* Description of the task *
Gather every line of the entries that includes the word "legend".

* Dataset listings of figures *
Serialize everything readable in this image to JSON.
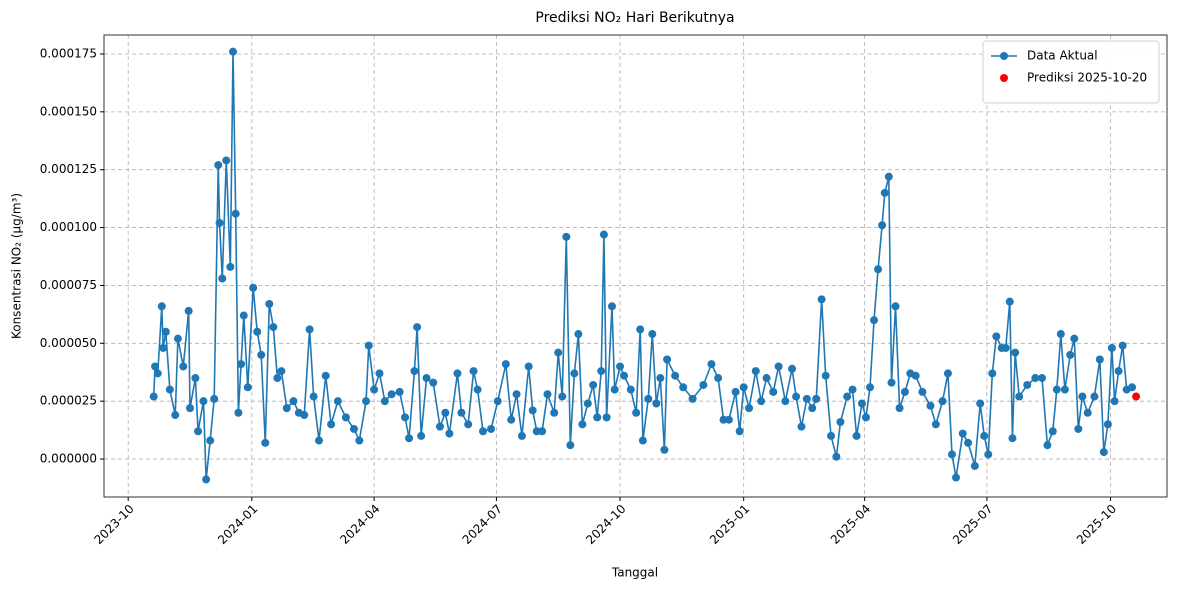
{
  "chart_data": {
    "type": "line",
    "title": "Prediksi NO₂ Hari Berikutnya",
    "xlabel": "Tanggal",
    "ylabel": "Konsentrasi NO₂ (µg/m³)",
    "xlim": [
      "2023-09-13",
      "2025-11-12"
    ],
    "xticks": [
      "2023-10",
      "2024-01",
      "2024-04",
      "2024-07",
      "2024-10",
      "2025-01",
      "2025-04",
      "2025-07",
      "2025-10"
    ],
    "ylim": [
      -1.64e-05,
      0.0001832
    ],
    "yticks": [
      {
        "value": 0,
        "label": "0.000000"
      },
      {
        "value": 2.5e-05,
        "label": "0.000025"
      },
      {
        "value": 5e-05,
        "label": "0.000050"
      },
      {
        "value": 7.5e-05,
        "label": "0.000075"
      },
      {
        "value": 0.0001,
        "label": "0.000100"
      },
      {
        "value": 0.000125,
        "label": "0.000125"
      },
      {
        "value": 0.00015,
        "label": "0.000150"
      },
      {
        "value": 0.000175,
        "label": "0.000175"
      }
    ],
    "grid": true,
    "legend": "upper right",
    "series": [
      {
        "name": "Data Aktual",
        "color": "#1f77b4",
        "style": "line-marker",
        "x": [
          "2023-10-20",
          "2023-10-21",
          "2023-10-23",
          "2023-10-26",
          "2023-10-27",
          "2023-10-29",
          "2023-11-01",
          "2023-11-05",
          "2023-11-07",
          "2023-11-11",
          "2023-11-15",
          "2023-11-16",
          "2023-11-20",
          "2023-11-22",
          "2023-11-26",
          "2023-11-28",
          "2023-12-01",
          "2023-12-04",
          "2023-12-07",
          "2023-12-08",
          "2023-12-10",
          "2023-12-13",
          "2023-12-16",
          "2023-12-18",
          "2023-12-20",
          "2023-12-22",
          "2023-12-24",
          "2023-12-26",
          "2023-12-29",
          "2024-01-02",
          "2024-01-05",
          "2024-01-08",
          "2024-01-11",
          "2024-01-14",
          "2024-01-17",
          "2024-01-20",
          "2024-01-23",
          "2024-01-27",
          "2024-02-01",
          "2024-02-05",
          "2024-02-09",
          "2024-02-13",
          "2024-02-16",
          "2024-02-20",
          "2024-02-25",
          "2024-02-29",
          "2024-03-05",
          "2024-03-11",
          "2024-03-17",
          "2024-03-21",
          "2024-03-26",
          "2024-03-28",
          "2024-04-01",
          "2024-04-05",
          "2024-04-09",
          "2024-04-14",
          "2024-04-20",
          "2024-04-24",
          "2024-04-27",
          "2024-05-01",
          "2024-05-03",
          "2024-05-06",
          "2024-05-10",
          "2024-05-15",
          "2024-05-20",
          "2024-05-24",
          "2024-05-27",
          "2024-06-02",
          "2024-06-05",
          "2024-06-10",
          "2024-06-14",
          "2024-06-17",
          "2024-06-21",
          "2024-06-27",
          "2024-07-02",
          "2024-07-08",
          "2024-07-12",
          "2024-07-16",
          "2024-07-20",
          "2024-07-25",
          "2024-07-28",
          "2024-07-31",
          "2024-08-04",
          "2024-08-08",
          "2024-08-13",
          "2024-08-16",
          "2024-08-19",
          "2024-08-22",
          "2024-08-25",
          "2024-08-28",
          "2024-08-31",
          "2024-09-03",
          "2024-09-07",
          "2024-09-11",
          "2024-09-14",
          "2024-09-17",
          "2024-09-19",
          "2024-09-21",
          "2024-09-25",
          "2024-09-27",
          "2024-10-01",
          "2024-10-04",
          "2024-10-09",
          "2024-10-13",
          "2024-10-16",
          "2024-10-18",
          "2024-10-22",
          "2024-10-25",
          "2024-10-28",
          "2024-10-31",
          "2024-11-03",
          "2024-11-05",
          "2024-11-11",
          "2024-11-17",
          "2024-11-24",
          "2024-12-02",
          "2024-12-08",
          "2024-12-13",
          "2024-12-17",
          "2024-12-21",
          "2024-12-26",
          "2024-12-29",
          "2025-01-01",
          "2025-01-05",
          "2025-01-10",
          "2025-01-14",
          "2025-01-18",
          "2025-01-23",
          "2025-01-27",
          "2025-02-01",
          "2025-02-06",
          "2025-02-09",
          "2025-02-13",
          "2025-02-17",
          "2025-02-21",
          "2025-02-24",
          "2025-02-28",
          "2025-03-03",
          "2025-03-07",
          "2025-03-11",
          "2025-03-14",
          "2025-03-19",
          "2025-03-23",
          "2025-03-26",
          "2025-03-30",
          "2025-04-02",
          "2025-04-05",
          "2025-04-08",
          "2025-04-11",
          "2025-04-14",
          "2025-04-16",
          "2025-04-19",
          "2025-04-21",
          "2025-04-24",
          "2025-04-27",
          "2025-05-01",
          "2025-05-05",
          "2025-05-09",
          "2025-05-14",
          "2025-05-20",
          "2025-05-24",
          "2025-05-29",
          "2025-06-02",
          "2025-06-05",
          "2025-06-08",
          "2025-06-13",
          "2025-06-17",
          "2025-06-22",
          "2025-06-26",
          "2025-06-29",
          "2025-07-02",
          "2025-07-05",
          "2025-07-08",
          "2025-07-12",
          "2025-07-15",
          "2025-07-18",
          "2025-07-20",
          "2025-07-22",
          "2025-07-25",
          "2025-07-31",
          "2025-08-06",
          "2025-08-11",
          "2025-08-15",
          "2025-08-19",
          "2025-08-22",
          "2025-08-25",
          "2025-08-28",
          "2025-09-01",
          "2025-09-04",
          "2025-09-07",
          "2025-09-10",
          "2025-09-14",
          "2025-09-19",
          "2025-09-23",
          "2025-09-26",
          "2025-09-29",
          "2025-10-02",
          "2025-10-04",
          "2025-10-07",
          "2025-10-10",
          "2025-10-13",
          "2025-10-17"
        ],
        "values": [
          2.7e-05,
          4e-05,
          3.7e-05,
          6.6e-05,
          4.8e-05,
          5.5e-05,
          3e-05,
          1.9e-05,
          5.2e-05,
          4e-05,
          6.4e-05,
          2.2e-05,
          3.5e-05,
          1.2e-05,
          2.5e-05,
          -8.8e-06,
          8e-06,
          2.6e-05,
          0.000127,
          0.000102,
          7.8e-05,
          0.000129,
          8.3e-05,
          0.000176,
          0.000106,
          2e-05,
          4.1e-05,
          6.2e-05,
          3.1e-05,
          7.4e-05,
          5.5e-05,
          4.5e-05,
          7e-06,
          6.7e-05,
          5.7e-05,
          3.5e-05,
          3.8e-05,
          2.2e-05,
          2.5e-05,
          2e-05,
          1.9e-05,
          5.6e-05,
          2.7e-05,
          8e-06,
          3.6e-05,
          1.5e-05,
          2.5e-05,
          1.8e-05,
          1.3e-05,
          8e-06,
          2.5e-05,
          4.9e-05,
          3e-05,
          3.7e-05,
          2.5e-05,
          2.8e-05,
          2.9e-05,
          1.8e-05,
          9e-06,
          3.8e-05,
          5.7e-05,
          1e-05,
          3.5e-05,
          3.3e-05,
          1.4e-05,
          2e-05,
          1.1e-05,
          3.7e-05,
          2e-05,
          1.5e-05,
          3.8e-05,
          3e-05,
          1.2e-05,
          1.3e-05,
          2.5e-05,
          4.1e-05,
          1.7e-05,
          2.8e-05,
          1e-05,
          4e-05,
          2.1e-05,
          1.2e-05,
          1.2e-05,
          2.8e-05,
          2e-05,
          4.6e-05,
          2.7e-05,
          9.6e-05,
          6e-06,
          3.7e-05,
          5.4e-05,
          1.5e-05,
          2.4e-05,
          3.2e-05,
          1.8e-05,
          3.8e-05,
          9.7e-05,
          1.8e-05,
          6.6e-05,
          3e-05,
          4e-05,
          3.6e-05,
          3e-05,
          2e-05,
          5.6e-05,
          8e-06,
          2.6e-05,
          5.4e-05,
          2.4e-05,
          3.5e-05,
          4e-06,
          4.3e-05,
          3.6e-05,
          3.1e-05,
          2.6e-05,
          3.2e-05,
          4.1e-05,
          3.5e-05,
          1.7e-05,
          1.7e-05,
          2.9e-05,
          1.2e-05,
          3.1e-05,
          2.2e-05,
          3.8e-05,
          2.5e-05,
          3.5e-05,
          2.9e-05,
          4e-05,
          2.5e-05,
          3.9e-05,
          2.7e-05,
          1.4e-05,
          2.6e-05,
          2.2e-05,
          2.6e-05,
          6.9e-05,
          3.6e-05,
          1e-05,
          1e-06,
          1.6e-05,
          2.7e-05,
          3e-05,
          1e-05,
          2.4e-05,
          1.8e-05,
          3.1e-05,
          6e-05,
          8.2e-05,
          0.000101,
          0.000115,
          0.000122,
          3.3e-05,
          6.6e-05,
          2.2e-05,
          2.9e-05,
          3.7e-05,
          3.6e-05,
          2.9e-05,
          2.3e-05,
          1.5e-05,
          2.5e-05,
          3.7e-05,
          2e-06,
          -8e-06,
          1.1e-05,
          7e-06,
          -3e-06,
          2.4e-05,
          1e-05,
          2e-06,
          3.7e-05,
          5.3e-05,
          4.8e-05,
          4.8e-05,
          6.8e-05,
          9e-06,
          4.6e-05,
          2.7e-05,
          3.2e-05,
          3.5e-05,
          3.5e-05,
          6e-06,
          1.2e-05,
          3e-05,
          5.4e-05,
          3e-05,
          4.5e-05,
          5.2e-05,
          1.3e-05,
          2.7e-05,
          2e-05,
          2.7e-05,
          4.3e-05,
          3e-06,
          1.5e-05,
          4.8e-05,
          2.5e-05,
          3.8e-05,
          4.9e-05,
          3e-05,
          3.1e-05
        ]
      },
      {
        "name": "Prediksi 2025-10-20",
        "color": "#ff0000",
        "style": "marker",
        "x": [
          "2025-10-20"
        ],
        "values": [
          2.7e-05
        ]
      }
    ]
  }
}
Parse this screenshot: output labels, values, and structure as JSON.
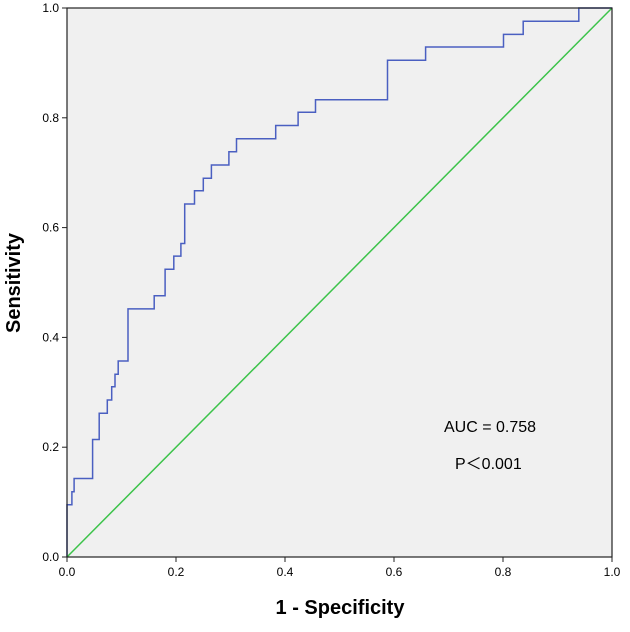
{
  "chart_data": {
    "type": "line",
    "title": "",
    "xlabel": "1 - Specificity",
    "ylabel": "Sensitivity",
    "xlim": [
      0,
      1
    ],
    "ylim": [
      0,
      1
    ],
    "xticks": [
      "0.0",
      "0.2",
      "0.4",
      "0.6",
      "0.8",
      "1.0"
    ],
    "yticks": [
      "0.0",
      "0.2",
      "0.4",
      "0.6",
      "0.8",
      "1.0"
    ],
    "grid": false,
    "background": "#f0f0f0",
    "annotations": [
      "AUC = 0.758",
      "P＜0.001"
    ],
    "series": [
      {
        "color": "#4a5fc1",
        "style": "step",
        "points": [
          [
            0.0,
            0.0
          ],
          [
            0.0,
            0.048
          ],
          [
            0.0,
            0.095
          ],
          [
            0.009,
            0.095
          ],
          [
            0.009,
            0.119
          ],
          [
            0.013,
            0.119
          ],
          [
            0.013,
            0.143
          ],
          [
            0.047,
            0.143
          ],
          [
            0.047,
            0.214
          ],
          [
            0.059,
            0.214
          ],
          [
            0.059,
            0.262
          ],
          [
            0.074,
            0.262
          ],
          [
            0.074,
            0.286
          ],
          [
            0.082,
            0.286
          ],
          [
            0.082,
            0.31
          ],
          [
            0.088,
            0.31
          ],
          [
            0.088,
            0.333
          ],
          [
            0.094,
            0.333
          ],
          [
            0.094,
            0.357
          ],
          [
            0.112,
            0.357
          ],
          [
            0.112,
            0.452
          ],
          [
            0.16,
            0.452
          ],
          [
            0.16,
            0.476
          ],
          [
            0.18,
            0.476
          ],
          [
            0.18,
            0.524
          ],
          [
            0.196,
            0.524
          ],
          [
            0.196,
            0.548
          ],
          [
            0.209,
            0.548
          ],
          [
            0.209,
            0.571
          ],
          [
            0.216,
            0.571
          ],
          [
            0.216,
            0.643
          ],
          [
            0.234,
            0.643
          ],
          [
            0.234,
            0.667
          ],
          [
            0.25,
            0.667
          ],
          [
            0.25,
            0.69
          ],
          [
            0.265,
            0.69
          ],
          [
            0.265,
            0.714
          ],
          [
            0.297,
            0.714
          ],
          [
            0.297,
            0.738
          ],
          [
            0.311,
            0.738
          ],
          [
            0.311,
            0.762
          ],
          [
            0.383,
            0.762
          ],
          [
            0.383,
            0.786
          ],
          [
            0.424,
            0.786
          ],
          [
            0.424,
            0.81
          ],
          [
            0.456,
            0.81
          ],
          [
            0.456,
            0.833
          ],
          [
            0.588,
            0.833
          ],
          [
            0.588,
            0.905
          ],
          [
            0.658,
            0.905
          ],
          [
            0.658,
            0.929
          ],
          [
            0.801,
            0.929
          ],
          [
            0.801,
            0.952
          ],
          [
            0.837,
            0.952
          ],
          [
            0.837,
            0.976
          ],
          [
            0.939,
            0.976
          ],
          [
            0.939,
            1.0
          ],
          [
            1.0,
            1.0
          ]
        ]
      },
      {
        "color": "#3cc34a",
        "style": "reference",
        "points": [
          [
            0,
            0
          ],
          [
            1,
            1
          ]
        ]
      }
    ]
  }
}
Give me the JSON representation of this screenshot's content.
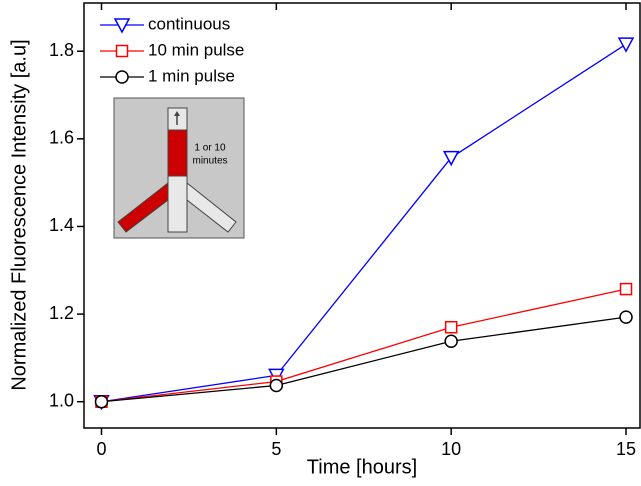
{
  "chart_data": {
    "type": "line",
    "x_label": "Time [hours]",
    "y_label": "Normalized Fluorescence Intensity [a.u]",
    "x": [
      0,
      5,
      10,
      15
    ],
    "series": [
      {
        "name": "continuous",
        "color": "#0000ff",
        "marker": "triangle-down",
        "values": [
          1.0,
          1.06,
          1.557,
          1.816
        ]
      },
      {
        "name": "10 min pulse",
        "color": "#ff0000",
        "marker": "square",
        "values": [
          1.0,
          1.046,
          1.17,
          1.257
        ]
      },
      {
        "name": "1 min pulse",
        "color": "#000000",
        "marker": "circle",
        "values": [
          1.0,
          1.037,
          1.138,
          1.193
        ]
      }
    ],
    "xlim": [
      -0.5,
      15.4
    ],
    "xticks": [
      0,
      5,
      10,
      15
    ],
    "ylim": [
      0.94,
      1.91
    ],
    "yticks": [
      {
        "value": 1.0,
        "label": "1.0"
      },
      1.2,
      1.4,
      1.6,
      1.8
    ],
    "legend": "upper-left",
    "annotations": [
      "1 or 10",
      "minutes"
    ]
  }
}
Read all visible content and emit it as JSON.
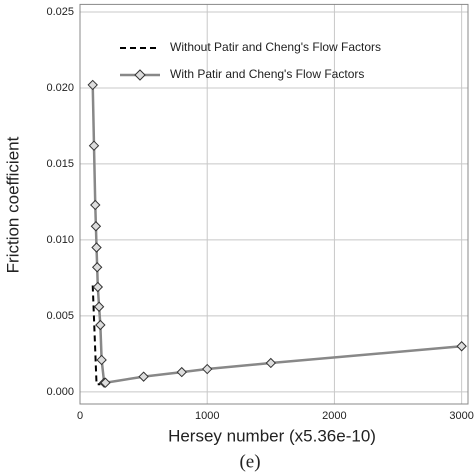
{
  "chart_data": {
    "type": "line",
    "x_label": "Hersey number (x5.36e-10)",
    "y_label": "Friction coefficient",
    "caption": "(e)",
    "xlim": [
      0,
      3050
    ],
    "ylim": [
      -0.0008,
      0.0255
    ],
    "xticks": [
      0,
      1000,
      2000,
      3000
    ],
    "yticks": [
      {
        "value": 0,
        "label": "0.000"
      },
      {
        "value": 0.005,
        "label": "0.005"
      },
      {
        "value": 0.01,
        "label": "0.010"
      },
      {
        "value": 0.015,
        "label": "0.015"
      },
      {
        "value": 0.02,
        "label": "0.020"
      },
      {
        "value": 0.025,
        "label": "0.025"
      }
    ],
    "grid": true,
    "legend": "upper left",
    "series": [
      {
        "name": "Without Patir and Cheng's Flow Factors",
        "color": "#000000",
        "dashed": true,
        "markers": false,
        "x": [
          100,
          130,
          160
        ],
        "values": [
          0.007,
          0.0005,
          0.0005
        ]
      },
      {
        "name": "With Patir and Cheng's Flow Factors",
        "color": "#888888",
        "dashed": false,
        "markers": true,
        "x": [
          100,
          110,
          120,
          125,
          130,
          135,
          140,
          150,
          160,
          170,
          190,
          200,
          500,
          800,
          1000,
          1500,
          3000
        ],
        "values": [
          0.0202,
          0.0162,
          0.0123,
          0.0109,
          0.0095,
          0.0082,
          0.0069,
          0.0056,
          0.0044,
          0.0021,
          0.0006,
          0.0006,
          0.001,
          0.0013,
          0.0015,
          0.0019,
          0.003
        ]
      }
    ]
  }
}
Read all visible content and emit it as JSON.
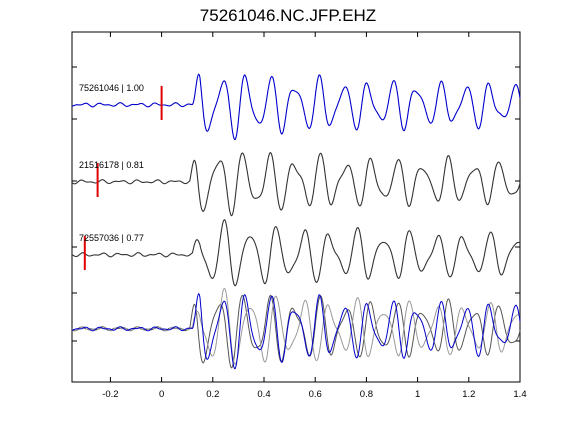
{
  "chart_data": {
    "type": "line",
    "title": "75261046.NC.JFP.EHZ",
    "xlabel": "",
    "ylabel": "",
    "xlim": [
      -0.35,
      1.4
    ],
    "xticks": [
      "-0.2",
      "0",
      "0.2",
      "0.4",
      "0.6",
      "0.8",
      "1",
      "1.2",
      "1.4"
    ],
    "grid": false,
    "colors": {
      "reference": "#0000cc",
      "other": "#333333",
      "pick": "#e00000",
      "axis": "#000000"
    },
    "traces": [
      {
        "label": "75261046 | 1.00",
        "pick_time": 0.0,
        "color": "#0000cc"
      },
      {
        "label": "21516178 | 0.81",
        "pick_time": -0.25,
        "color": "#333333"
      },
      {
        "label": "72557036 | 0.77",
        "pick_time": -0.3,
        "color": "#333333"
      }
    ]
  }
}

* Finished task *
    "legend": "upper right",
    "legend": "upper-left",
    "legend": "upper left",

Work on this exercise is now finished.